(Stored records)
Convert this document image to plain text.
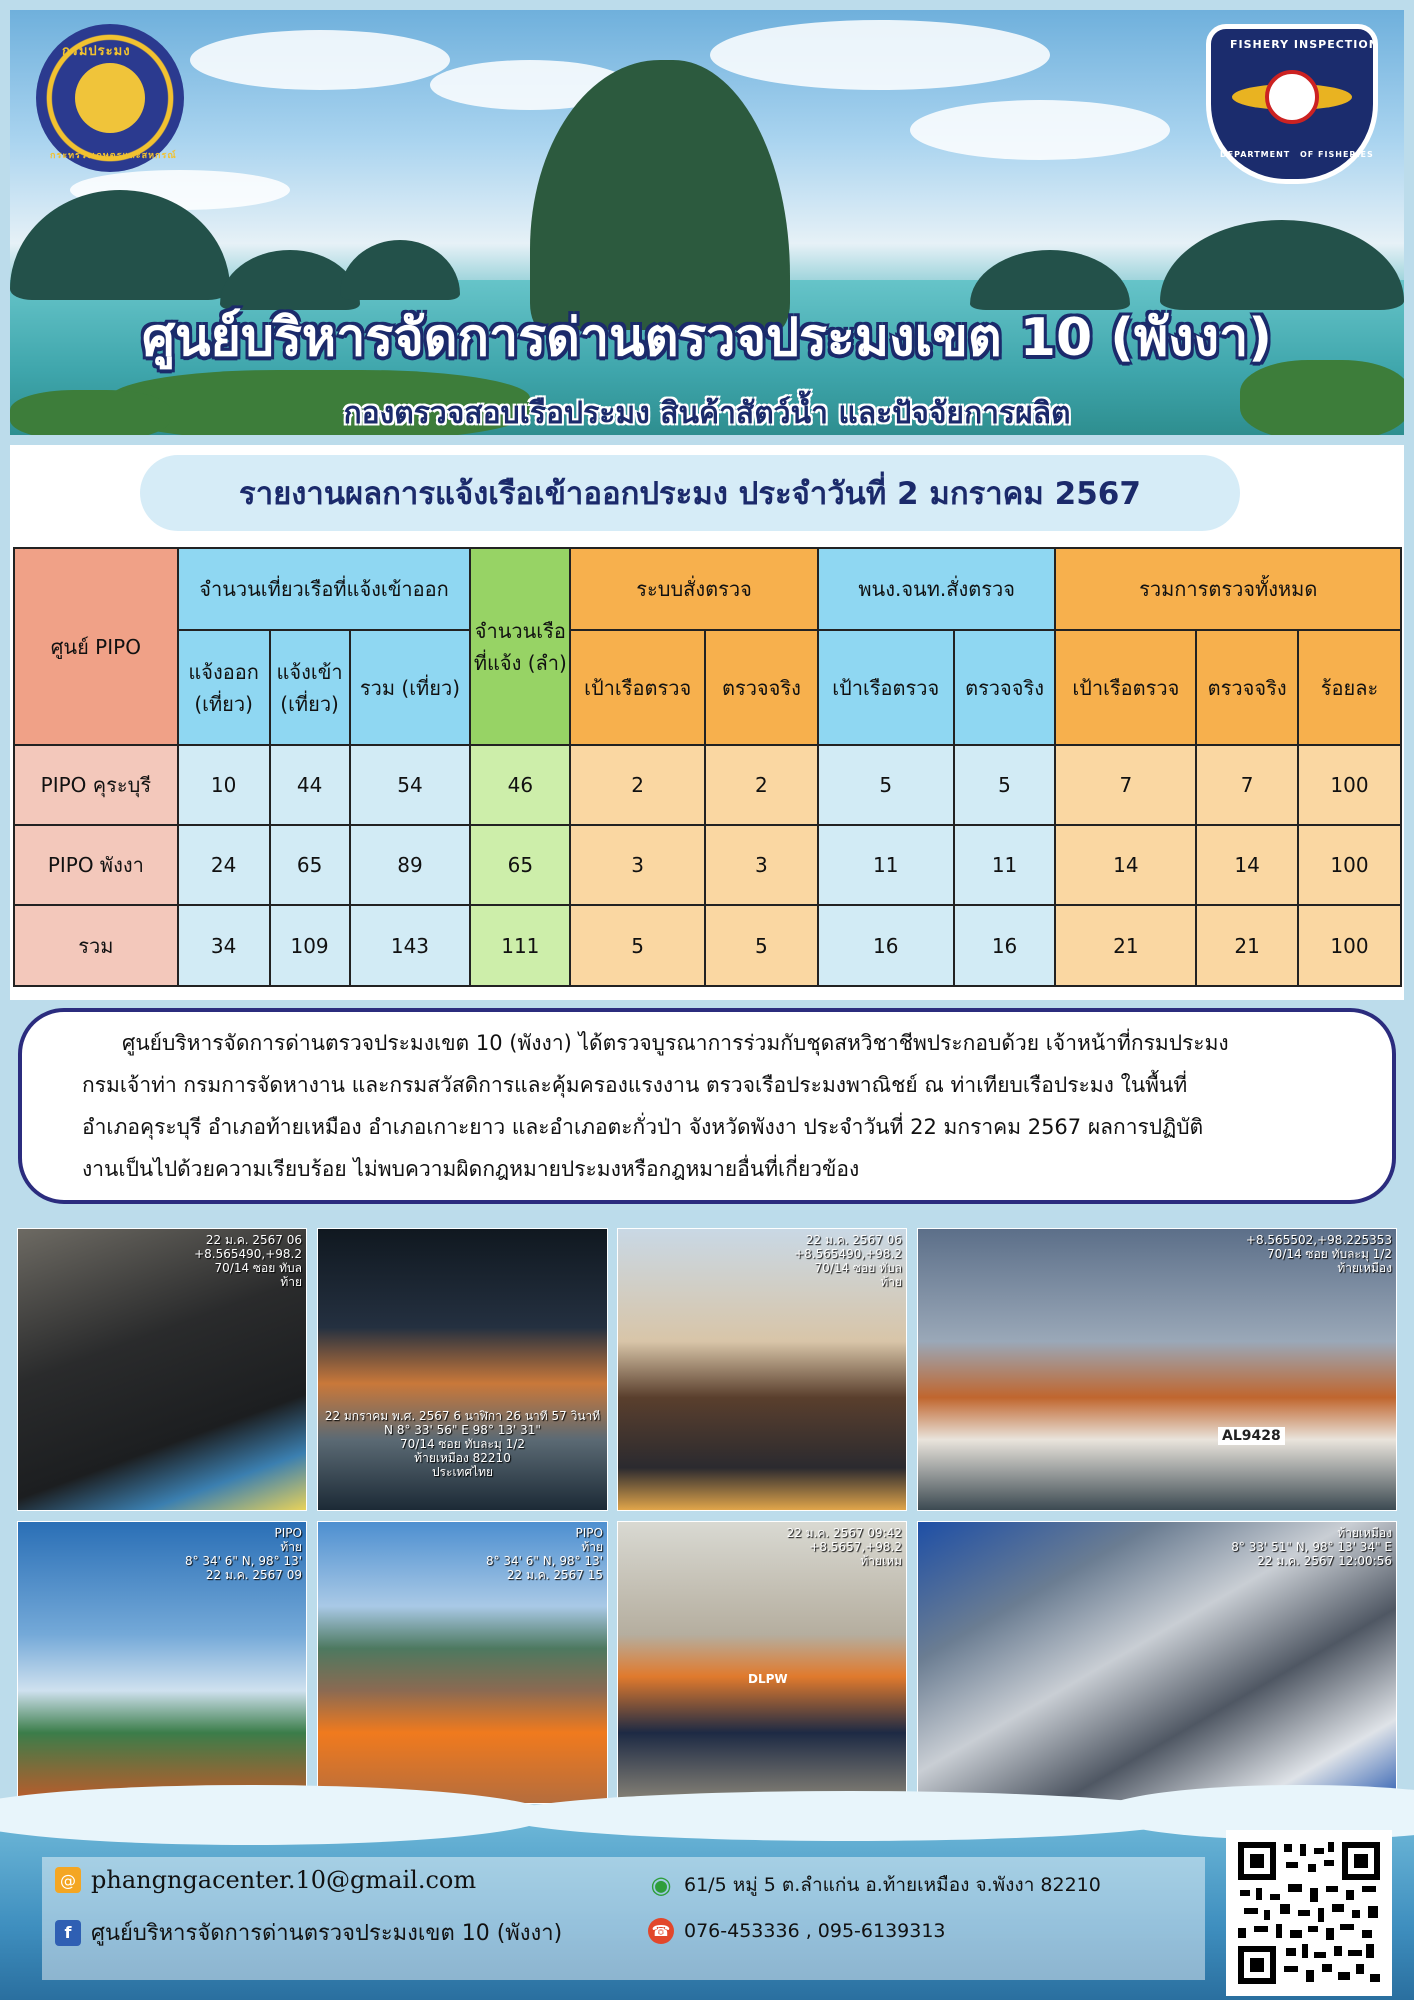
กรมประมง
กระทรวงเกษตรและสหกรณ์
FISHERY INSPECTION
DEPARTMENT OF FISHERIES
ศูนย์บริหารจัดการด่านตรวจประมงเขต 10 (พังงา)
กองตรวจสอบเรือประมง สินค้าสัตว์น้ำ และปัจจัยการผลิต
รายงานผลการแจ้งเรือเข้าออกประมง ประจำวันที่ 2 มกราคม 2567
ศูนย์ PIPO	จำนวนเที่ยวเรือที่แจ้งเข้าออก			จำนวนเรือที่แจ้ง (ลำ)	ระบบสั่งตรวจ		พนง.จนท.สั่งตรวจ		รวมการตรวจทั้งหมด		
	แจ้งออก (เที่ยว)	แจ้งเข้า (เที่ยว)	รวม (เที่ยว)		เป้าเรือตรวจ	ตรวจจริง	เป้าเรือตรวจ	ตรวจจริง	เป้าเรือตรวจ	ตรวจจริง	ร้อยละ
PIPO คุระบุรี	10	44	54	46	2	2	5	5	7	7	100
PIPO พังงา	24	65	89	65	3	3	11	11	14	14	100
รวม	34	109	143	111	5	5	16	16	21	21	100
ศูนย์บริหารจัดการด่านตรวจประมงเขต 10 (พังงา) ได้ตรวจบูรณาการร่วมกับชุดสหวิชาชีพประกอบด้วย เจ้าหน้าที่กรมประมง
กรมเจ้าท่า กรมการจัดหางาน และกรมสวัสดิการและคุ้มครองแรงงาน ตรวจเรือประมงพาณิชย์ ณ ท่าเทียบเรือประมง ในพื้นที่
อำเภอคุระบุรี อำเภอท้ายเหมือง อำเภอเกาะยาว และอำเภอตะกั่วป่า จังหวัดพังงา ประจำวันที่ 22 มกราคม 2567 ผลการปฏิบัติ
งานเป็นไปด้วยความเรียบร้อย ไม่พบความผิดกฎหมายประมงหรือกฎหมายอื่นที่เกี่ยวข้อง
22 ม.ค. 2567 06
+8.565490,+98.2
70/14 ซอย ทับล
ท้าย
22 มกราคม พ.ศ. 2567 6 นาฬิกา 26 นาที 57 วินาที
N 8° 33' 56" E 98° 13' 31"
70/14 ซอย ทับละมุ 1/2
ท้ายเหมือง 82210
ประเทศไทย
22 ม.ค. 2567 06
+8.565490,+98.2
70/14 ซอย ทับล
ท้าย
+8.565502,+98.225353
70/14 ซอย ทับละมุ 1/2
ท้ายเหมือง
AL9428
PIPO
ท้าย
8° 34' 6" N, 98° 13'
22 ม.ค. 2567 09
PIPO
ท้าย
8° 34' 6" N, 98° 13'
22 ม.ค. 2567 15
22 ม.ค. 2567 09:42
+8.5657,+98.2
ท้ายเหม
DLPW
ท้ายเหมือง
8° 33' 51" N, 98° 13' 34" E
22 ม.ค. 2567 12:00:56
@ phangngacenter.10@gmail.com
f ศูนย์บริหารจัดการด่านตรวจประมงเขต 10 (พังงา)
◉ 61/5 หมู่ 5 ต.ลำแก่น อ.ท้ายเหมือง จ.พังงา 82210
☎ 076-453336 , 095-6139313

---

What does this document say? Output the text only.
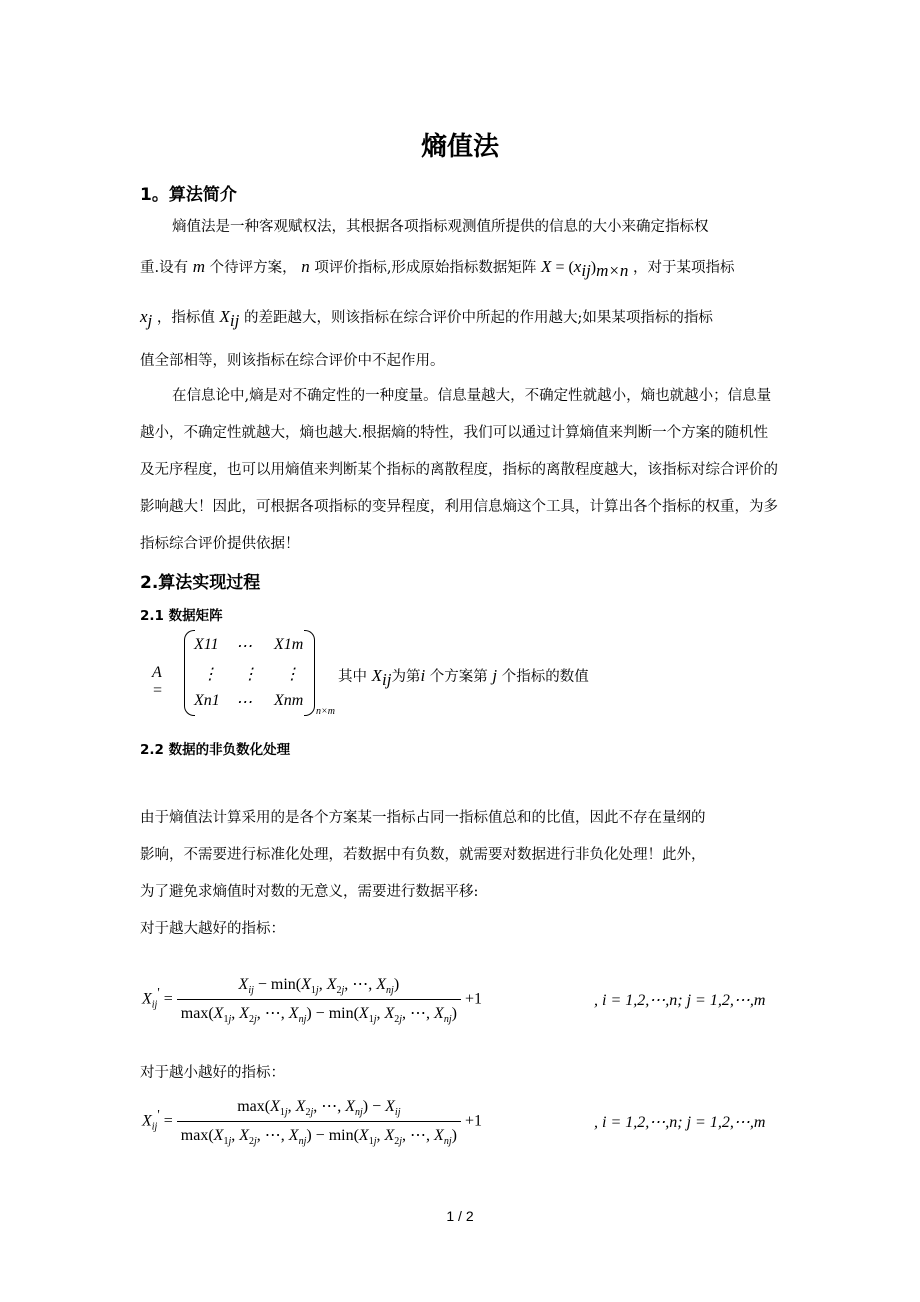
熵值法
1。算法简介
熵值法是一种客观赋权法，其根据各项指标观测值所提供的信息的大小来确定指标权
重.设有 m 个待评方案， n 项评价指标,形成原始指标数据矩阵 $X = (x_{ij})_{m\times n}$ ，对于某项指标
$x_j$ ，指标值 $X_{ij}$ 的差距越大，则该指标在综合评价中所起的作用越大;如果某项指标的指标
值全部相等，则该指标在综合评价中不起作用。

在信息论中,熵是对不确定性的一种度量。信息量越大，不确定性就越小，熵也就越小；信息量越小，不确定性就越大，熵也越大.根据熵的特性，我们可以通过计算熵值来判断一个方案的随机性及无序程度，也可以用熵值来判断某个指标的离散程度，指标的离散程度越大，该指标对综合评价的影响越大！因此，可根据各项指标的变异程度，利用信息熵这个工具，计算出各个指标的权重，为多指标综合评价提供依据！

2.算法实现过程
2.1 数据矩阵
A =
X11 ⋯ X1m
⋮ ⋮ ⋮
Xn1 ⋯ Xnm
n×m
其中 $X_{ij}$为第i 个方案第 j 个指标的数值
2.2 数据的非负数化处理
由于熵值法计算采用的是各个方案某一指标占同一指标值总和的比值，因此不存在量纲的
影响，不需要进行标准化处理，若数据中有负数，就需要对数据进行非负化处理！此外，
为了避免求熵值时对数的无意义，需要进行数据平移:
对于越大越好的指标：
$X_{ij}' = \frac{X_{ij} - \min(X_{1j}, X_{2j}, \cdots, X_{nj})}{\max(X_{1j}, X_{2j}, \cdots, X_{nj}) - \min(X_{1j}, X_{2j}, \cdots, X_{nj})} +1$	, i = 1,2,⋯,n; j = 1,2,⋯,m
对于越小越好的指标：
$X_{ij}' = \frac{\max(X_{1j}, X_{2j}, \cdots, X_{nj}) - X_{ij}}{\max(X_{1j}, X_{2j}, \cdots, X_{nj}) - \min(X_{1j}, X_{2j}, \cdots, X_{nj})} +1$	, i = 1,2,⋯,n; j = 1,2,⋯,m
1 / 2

--

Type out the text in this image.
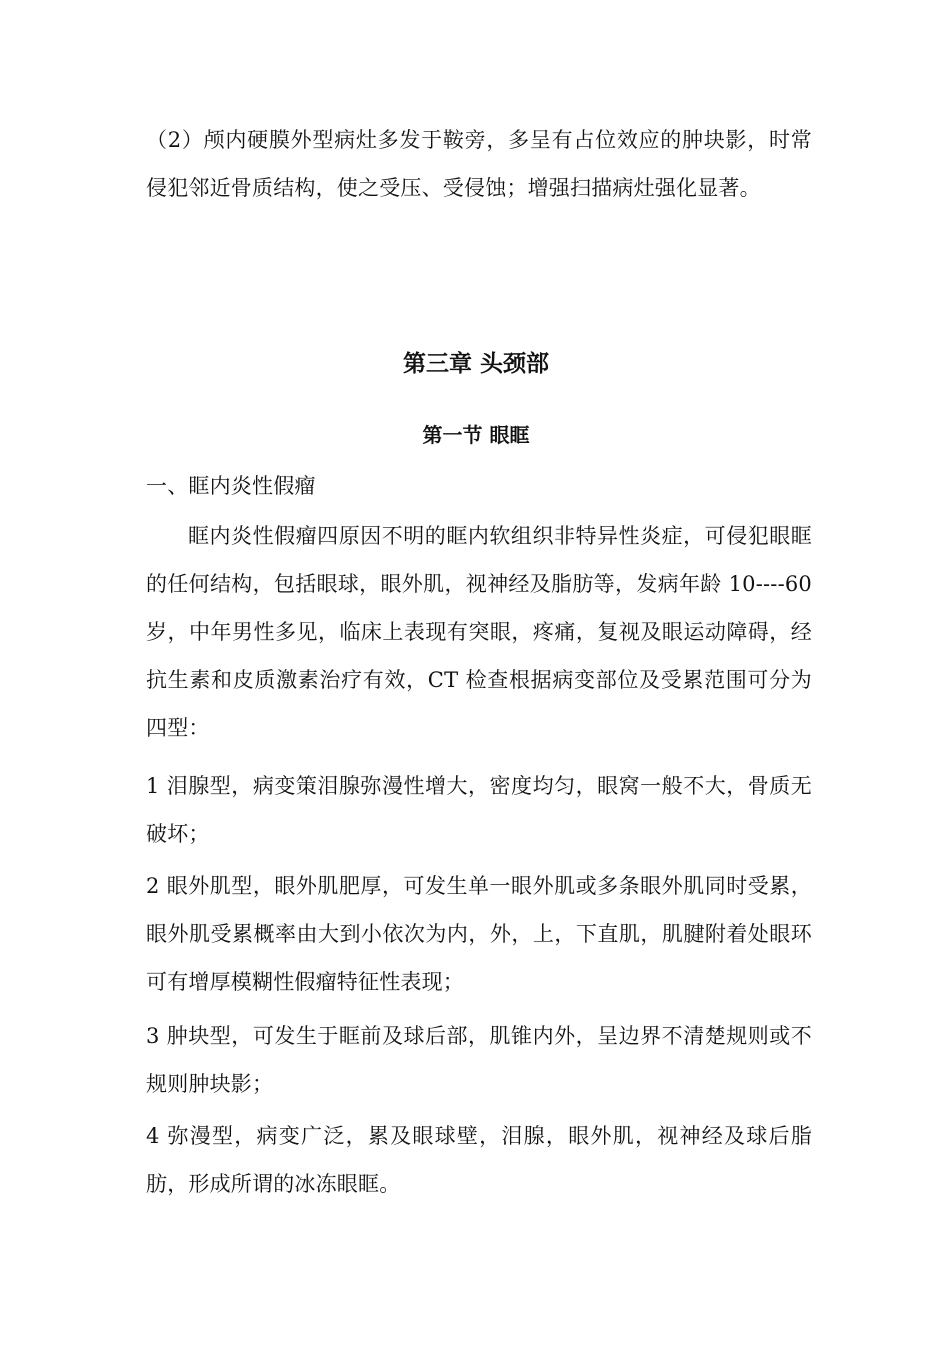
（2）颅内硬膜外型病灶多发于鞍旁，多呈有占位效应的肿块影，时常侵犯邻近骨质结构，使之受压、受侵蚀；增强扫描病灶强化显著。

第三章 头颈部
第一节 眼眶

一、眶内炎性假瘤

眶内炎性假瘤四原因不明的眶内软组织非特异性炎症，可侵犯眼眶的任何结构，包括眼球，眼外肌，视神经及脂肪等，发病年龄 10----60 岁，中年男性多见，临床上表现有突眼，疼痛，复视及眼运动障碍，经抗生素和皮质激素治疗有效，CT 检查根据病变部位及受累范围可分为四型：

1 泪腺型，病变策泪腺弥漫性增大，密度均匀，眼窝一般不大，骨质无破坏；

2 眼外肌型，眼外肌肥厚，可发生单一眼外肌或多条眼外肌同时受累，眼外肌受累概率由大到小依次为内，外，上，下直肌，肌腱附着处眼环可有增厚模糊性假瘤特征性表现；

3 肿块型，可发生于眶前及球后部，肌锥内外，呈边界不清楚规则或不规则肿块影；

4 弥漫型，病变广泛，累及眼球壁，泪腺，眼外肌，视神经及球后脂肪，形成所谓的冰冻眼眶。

▶ _TASK TO CARRY OUT_
Check each line of the data above for the string "อประมง", then report how many lines have it, with no other words.

▶ _WRITTEN ANSWER_
2